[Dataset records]
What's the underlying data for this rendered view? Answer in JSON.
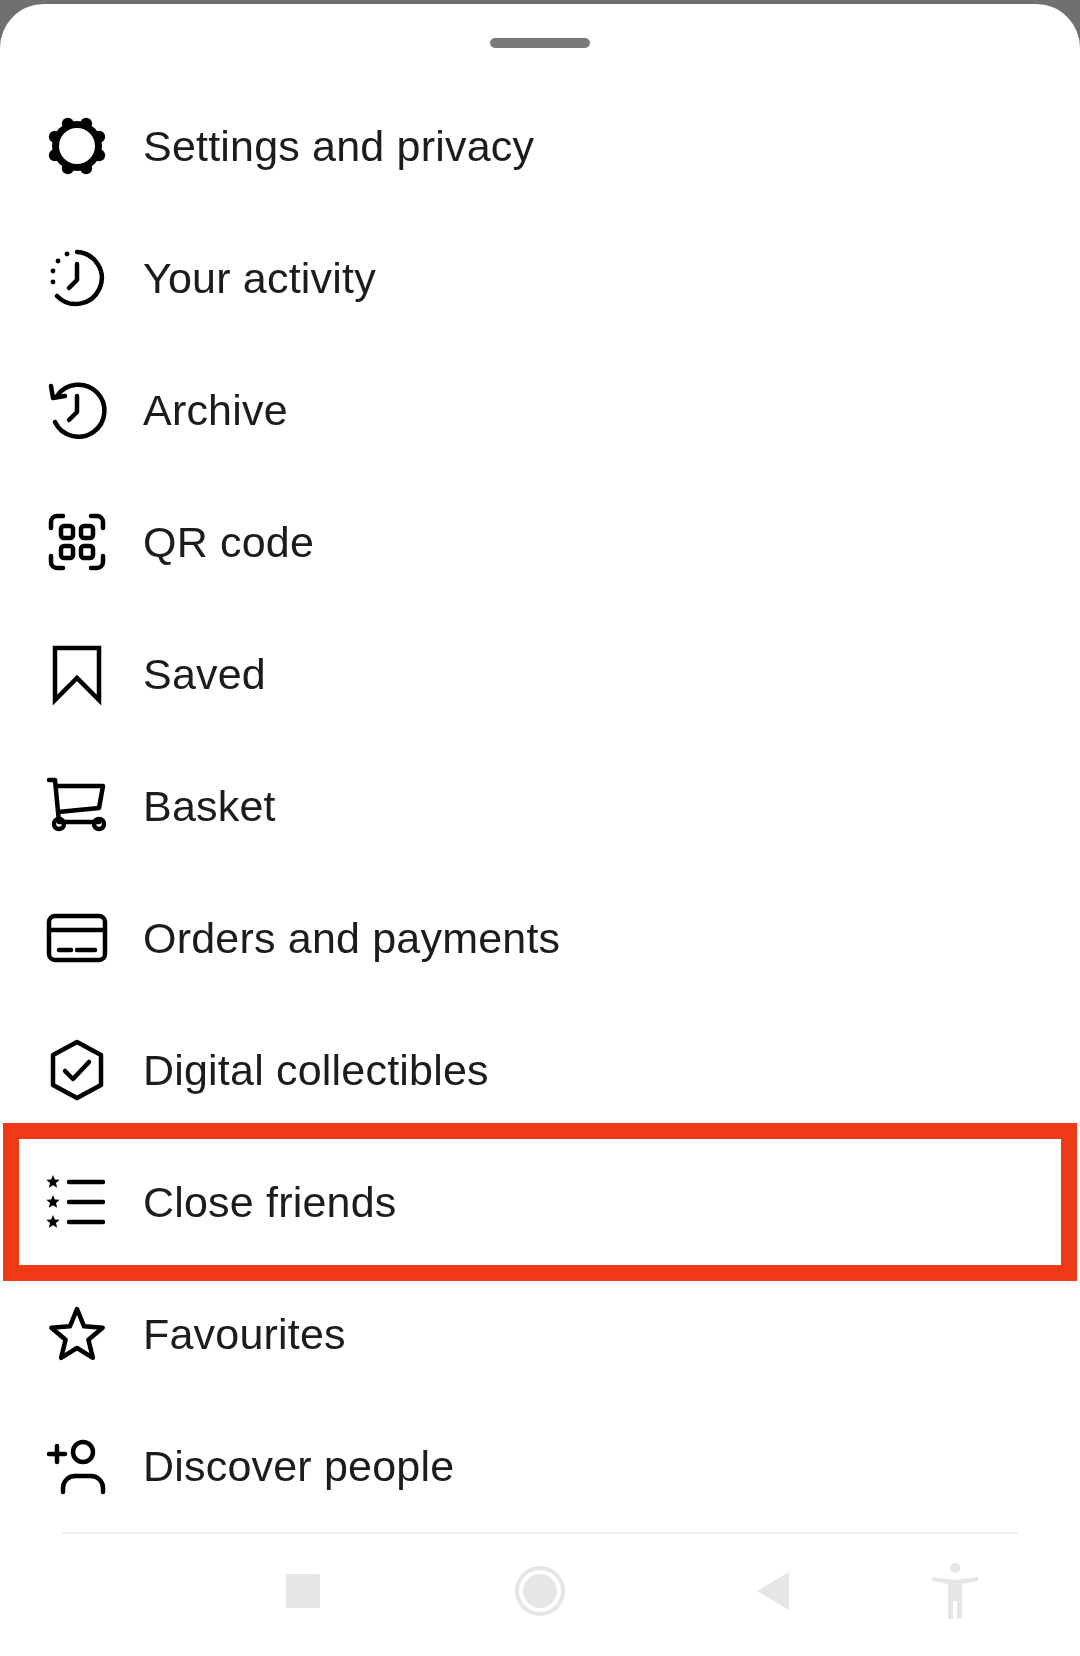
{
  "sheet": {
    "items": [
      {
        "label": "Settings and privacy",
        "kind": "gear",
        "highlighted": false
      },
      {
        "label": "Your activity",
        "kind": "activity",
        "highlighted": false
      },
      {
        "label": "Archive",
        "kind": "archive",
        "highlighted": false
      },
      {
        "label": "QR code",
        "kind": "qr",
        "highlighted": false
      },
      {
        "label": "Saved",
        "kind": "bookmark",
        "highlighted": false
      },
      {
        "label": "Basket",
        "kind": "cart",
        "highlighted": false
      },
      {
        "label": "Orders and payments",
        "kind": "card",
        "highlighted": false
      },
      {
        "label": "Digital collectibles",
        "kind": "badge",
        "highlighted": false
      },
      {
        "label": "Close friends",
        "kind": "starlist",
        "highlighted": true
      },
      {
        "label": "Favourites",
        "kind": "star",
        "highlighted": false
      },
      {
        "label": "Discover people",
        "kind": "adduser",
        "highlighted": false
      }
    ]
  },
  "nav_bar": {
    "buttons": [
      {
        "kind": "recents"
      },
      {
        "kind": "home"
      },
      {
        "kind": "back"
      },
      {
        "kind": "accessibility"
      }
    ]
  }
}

### Your instructions
Check each line above for the word "label", and copy the lines where it appears.

### In response
        "label": "Settings and privacy",
        "label": "Your activity",
        "label": "Archive",
        "label": "QR code",
        "label": "Saved",
        "label": "Basket",
        "label": "Orders and payments",
        "label": "Digital collectibles",
        "label": "Close friends",
        "label": "Favourites",
        "label": "Discover people",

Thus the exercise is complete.